Records for processing start

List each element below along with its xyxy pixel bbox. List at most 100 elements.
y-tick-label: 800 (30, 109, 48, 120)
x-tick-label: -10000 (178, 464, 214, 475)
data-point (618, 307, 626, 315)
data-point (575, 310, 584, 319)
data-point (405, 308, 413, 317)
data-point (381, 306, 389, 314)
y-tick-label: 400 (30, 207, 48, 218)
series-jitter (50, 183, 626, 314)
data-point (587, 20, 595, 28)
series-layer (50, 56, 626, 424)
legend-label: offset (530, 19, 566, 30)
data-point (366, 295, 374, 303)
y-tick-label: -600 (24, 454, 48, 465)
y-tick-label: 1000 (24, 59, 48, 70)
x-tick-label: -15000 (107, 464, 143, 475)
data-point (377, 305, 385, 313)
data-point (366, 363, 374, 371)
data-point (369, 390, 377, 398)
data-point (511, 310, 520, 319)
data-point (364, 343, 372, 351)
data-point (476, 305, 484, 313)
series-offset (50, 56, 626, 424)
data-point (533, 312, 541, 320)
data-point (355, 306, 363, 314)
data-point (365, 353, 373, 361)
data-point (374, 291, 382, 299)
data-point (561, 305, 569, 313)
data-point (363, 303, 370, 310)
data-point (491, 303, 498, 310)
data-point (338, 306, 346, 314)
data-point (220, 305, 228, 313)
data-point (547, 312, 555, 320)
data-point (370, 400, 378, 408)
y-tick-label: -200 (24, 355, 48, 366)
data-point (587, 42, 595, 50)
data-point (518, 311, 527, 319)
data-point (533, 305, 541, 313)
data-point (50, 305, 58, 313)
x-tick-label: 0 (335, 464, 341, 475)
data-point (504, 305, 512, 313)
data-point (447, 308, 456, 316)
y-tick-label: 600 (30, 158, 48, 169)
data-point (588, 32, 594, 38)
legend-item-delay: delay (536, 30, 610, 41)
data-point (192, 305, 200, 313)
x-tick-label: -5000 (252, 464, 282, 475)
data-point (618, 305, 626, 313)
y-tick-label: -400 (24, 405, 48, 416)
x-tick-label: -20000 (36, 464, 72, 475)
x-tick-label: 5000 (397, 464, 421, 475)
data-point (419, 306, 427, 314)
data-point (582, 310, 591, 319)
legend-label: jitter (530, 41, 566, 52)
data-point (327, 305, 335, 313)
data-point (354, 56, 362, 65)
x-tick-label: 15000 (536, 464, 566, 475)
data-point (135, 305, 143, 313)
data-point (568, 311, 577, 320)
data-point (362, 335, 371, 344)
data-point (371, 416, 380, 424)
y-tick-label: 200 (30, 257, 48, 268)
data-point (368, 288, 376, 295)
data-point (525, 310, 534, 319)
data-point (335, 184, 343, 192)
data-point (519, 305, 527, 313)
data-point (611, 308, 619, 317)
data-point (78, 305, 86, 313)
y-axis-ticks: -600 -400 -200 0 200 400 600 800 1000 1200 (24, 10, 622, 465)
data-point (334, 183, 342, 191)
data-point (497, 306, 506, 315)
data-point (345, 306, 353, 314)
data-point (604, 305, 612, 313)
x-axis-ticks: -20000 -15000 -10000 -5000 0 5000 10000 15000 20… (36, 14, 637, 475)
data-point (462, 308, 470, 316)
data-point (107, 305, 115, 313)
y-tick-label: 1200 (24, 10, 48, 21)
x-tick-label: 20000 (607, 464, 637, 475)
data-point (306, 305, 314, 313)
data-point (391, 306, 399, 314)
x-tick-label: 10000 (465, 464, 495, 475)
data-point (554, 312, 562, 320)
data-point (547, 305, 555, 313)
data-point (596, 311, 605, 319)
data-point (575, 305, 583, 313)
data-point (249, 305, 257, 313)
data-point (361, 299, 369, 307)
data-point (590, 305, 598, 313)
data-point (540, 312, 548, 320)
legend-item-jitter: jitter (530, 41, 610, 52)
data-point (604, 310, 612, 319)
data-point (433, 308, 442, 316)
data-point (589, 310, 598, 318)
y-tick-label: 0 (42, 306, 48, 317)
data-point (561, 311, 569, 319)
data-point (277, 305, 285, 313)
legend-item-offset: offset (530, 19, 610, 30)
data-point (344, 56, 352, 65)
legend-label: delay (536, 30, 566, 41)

Records for processing end

*What to work on:* Could you copy the records above verbatim, from their first line up to and including the line with "data-point (491, 303, 498, 310)", and nothing more?

*Response for this exercise:*
List each element below along with its xyxy pixel bbox. List at most 100 elements.
y-tick-label: 800 (30, 109, 48, 120)
x-tick-label: -10000 (178, 464, 214, 475)
data-point (618, 307, 626, 315)
data-point (575, 310, 584, 319)
data-point (405, 308, 413, 317)
data-point (381, 306, 389, 314)
y-tick-label: 400 (30, 207, 48, 218)
series-jitter (50, 183, 626, 314)
data-point (587, 20, 595, 28)
series-layer (50, 56, 626, 424)
legend-label: offset (530, 19, 566, 30)
data-point (366, 295, 374, 303)
y-tick-label: -600 (24, 454, 48, 465)
y-tick-label: 1000 (24, 59, 48, 70)
x-tick-label: -15000 (107, 464, 143, 475)
data-point (377, 305, 385, 313)
data-point (366, 363, 374, 371)
data-point (369, 390, 377, 398)
data-point (511, 310, 520, 319)
data-point (364, 343, 372, 351)
data-point (476, 305, 484, 313)
series-offset (50, 56, 626, 424)
data-point (533, 312, 541, 320)
data-point (355, 306, 363, 314)
data-point (365, 353, 373, 361)
data-point (374, 291, 382, 299)
data-point (561, 305, 569, 313)
data-point (363, 303, 370, 310)
data-point (491, 303, 498, 310)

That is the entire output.